▸ What is required: Write out the listing below line for line without changing anything, but leave out the picture.

▸ Dataset records:
┄┄┄┄┄┄
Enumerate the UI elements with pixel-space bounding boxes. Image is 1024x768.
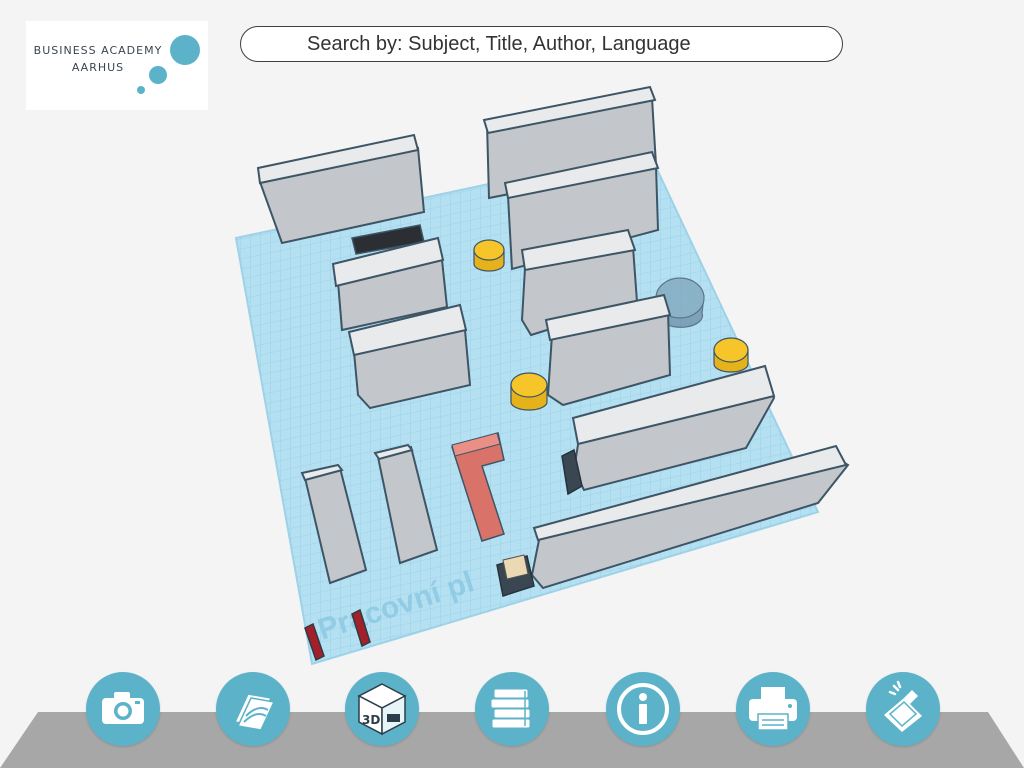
info-button[interactable] (606, 672, 680, 746)
camera-button[interactable] (86, 672, 160, 746)
books-icon (490, 688, 531, 729)
book-scanner-button[interactable] (866, 672, 940, 746)
library-floor-plan[interactable]: Pracovní pl (0, 70, 1024, 670)
yellow-table-2[interactable] (713, 337, 749, 373)
yellow-table-1[interactable] (473, 239, 505, 272)
camera-icon (102, 692, 144, 724)
books-button[interactable] (475, 672, 549, 746)
info-icon (617, 683, 669, 735)
brochure-button[interactable] (216, 672, 290, 746)
yellow-table-3[interactable] (510, 372, 548, 411)
search-input[interactable] (240, 26, 843, 62)
printer-icon (749, 687, 797, 731)
book-scanner-icon (884, 680, 922, 732)
3d-view-button[interactable]: 3D (345, 672, 419, 746)
print-button[interactable] (736, 672, 810, 746)
3d-box-icon: 3D (357, 683, 407, 736)
svg-text:3D: 3D (362, 713, 380, 727)
logo-text-line1: BUSINESS ACADEMY (33, 44, 163, 57)
brochure-icon (233, 693, 276, 731)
┄┄┄┄┄┄
▸ Answer to this exercise:
Enumerate the UI elements with pixel-space bounding boxes. Image is 1024x768.
info-button[interactable] (606, 672, 680, 746)
camera-button[interactable] (86, 672, 160, 746)
books-icon (490, 688, 531, 729)
book-scanner-button[interactable] (866, 672, 940, 746)
library-floor-plan[interactable]: Pracovní pl (0, 70, 1024, 670)
yellow-table-2[interactable] (713, 337, 749, 373)
yellow-table-1[interactable] (473, 239, 505, 272)
camera-icon (102, 692, 144, 724)
books-button[interactable] (475, 672, 549, 746)
info-icon (617, 683, 669, 735)
brochure-button[interactable] (216, 672, 290, 746)
yellow-table-3[interactable] (510, 372, 548, 411)
search-input[interactable] (240, 26, 843, 62)
printer-icon (749, 687, 797, 731)
book-scanner-icon (884, 680, 922, 732)
3d-view-button[interactable]: 3D (345, 672, 419, 746)
print-button[interactable] (736, 672, 810, 746)
3d-box-icon: 3D (357, 683, 407, 736)
svg-text:3D: 3D (362, 713, 380, 727)
logo-text-line1: BUSINESS ACADEMY (33, 44, 163, 57)
brochure-icon (233, 693, 276, 731)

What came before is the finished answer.